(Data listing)
---+---

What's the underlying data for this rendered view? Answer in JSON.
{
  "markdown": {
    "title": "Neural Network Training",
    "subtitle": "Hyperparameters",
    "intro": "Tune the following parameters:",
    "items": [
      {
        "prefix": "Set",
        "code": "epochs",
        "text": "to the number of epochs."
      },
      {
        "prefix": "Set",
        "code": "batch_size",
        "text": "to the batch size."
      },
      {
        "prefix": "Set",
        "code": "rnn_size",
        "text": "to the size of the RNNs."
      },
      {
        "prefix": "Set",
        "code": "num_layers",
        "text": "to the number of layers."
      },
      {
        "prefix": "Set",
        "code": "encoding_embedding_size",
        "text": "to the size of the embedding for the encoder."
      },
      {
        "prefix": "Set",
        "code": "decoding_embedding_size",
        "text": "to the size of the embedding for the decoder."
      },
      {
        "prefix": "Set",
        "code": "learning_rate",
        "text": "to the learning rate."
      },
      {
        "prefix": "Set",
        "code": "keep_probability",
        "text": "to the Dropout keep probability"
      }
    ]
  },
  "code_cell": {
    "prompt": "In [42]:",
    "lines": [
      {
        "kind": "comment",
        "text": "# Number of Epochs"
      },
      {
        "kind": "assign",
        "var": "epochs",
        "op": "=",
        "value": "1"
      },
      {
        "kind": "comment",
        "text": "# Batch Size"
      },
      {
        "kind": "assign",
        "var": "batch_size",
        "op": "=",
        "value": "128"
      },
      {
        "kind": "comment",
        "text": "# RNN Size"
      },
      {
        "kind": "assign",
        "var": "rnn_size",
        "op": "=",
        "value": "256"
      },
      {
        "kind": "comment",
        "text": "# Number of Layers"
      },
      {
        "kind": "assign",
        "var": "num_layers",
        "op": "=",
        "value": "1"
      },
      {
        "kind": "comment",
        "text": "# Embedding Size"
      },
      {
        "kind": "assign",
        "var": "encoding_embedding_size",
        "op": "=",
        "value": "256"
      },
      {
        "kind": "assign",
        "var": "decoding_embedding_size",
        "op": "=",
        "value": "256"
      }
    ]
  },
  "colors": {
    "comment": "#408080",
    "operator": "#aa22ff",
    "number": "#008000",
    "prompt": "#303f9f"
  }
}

---+---

What is needed: Copy out each record from above, exactly.

Result:
What's the underlying data for this rendered view? Answer in JSON.
{
  "markdown": {
    "title": "Neural Network Training",
    "subtitle": "Hyperparameters",
    "intro": "Tune the following parameters:",
    "items": [
      {
        "prefix": "Set",
        "code": "epochs",
        "text": "to the number of epochs."
      },
      {
        "prefix": "Set",
        "code": "batch_size",
        "text": "to the batch size."
      },
      {
        "prefix": "Set",
        "code": "rnn_size",
        "text": "to the size of the RNNs."
      },
      {
        "prefix": "Set",
        "code": "num_layers",
        "text": "to the number of layers."
      },
      {
        "prefix": "Set",
        "code": "encoding_embedding_size",
        "text": "to the size of the embedding for the encoder."
      },
      {
        "prefix": "Set",
        "code": "decoding_embedding_size",
        "text": "to the size of the embedding for the decoder."
      },
      {
        "prefix": "Set",
        "code": "learning_rate",
        "text": "to the learning rate."
      },
      {
        "prefix": "Set",
        "code": "keep_probability",
        "text": "to the Dropout keep probability"
      }
    ]
  },
  "code_cell": {
    "prompt": "In [42]:",
    "lines": [
      {
        "kind": "comment",
        "text": "# Number of Epochs"
      },
      {
        "kind": "assign",
        "var": "epochs",
        "op": "=",
        "value": "1"
      },
      {
        "kind": "comment",
        "text": "# Batch Size"
      },
      {
        "kind": "assign",
        "var": "batch_size",
        "op": "=",
        "value": "128"
      },
      {
        "kind": "comment",
        "text": "# RNN Size"
      },
      {
        "kind": "assign",
        "var": "rnn_size",
        "op": "=",
        "value": "256"
      },
      {
        "kind": "comment",
        "text": "# Number of Layers"
      },
      {
        "kind": "assign",
        "var": "num_layers",
        "op": "=",
        "value": "1"
      },
      {
        "kind": "comment",
        "text": "# Embedding Size"
      },
      {
        "kind": "assign",
        "var": "encoding_embedding_size",
        "op": "=",
        "value": "256"
      },
      {
        "kind": "assign",
        "var": "decoding_embedding_size",
        "op": "=",
        "value": "256"
      }
    ]
  },
  "colors": {
    "comment": "#408080",
    "operator": "#aa22ff",
    "number": "#008000",
    "prompt": "#303f9f"
  }
}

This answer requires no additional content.